== Task instructions ==
Every line of the records below should be restated exactly.

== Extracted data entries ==

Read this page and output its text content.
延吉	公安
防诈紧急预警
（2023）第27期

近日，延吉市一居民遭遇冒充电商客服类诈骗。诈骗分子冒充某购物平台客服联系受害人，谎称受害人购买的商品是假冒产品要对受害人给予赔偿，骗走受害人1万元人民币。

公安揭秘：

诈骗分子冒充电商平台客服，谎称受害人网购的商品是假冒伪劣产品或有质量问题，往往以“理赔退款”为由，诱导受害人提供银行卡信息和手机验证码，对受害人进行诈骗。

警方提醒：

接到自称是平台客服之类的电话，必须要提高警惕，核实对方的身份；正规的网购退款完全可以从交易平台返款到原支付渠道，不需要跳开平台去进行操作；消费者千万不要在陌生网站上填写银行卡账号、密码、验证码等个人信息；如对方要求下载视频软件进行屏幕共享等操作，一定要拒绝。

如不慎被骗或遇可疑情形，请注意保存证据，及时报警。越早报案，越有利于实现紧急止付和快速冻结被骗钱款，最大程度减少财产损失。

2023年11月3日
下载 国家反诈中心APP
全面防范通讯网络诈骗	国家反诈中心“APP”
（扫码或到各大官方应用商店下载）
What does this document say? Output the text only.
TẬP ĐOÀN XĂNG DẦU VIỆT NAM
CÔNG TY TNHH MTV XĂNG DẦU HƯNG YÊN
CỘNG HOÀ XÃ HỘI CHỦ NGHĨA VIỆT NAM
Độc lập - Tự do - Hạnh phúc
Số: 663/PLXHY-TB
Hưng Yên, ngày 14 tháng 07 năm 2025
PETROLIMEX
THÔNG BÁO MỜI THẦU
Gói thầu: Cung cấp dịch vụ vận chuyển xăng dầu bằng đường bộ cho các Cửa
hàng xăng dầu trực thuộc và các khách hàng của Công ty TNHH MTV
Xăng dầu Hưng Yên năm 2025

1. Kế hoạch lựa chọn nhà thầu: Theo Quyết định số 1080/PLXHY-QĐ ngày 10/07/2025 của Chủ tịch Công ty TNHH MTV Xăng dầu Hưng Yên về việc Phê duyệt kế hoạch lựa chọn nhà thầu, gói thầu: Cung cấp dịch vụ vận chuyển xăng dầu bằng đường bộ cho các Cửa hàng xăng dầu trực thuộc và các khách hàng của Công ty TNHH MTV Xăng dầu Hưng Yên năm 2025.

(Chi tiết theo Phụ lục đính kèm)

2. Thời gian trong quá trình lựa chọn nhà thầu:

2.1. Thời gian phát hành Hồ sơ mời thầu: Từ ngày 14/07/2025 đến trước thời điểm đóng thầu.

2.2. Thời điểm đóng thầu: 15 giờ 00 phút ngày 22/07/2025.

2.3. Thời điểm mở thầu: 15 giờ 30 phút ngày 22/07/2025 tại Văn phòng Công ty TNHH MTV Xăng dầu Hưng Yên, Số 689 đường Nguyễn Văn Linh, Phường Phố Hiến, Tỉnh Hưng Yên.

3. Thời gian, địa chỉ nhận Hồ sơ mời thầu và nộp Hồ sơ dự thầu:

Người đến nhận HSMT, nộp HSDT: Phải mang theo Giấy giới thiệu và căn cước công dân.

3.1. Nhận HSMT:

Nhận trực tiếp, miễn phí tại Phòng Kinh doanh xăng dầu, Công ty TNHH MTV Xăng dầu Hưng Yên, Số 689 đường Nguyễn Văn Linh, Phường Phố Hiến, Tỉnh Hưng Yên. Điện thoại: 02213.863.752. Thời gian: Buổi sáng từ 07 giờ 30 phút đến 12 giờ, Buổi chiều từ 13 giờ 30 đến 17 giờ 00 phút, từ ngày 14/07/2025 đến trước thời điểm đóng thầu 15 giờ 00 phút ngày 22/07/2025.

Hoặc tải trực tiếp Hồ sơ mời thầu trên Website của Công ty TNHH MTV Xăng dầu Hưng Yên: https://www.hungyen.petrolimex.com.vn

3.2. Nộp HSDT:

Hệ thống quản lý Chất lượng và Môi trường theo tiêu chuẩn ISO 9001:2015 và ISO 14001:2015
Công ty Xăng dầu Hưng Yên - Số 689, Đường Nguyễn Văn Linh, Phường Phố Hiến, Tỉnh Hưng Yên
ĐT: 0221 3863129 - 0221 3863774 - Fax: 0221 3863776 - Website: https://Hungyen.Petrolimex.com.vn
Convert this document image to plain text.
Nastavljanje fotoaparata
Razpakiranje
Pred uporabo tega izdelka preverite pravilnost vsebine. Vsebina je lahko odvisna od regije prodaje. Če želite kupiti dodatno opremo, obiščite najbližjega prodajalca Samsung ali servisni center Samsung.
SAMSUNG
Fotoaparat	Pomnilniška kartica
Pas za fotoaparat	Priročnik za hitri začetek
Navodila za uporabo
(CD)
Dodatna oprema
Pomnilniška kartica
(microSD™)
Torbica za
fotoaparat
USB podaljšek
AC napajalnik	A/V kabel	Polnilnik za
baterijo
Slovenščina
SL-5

== Completed exercise ==
Read this page and output its text content.
延吉	公安
防诈紧急预警
（2023）第27期

近日，延吉市一居民遭遇冒充电商客服类诈骗。诈骗分子冒充某购物平台客服联系受害人，谎称受害人购买的商品是假冒产品要对受害人给予赔偿，骗走受害人1万元人民币。

公安揭秘：

诈骗分子冒充电商平台客服，谎称受害人网购的商品是假冒伪劣产品或有质量问题，往往以“理赔退款”为由，诱导受害人提供银行卡信息和手机验证码，对受害人进行诈骗。

警方提醒：

接到自称是平台客服之类的电话，必须要提高警惕，核实对方的身份；正规的网购退款完全可以从交易平台返款到原支付渠道，不需要跳开平台去进行操作；消费者千万不要在陌生网站上填写银行卡账号、密码、验证码等个人信息；如对方要求下载视频软件进行屏幕共享等操作，一定要拒绝。

如不慎被骗或遇可疑情形，请注意保存证据，及时报警。越早报案，越有利于实现紧急止付和快速冻结被骗钱款，最大程度减少财产损失。

2023年11月3日
下载 国家反诈中心APP
全面防范通讯网络诈骗	国家反诈中心“APP”
（扫码或到各大官方应用商店下载）
What does this document say? Output the text only.
TẬP ĐOÀN XĂNG DẦU VIỆT NAM
CÔNG TY TNHH MTV XĂNG DẦU HƯNG YÊN
CỘNG HOÀ XÃ HỘI CHỦ NGHĨA VIỆT NAM
Độc lập - Tự do - Hạnh phúc
Số: 663/PLXHY-TB
Hưng Yên, ngày 14 tháng 07 năm 2025
PETROLIMEX
THÔNG BÁO MỜI THẦU
Gói thầu: Cung cấp dịch vụ vận chuyển xăng dầu bằng đường bộ cho các Cửa
hàng xăng dầu trực thuộc và các khách hàng của Công ty TNHH MTV
Xăng dầu Hưng Yên năm 2025

1. Kế hoạch lựa chọn nhà thầu: Theo Quyết định số 1080/PLXHY-QĐ ngày 10/07/2025 của Chủ tịch Công ty TNHH MTV Xăng dầu Hưng Yên về việc Phê duyệt kế hoạch lựa chọn nhà thầu, gói thầu: Cung cấp dịch vụ vận chuyển xăng dầu bằng đường bộ cho các Cửa hàng xăng dầu trực thuộc và các khách hàng của Công ty TNHH MTV Xăng dầu Hưng Yên năm 2025.

(Chi tiết theo Phụ lục đính kèm)

2. Thời gian trong quá trình lựa chọn nhà thầu:

2.1. Thời gian phát hành Hồ sơ mời thầu: Từ ngày 14/07/2025 đến trước thời điểm đóng thầu.

2.2. Thời điểm đóng thầu: 15 giờ 00 phút ngày 22/07/2025.

2.3. Thời điểm mở thầu: 15 giờ 30 phút ngày 22/07/2025 tại Văn phòng Công ty TNHH MTV Xăng dầu Hưng Yên, Số 689 đường Nguyễn Văn Linh, Phường Phố Hiến, Tỉnh Hưng Yên.

3. Thời gian, địa chỉ nhận Hồ sơ mời thầu và nộp Hồ sơ dự thầu:

Người đến nhận HSMT, nộp HSDT: Phải mang theo Giấy giới thiệu và căn cước công dân.

3.1. Nhận HSMT:

Nhận trực tiếp, miễn phí tại Phòng Kinh doanh xăng dầu, Công ty TNHH MTV Xăng dầu Hưng Yên, Số 689 đường Nguyễn Văn Linh, Phường Phố Hiến, Tỉnh Hưng Yên. Điện thoại: 02213.863.752. Thời gian: Buổi sáng từ 07 giờ 30 phút đến 12 giờ, Buổi chiều từ 13 giờ 30 đến 17 giờ 00 phút, từ ngày 14/07/2025 đến trước thời điểm đóng thầu 15 giờ 00 phút ngày 22/07/2025.

Hoặc tải trực tiếp Hồ sơ mời thầu trên Website của Công ty TNHH MTV Xăng dầu Hưng Yên: https://www.hungyen.petrolimex.com.vn

3.2. Nộp HSDT:

Hệ thống quản lý Chất lượng và Môi trường theo tiêu chuẩn ISO 9001:2015 và ISO 14001:2015
Công ty Xăng dầu Hưng Yên - Số 689, Đường Nguyễn Văn Linh, Phường Phố Hiến, Tỉnh Hưng Yên
ĐT: 0221 3863129 - 0221 3863774 - Fax: 0221 3863776 - Website: https://Hungyen.Petrolimex.com.vn
Convert this document image to plain text.
Nastavljanje fotoaparata
Razpakiranje
Pred uporabo tega izdelka preverite pravilnost vsebine. Vsebina je lahko odvisna od regije prodaje. Če želite kupiti dodatno opremo, obiščite najbližjega prodajalca Samsung ali servisni center Samsung.
SAMSUNG
Fotoaparat	Pomnilniška kartica
Pas za fotoaparat	Priročnik za hitri začetek
Navodila za uporabo
(CD)
Dodatna oprema
Pomnilniška kartica
(microSD™)
Torbica za
fotoaparat
USB podaljšek
AC napajalnik	A/V kabel	Polnilnik za
baterijo
Slovenščina
SL-5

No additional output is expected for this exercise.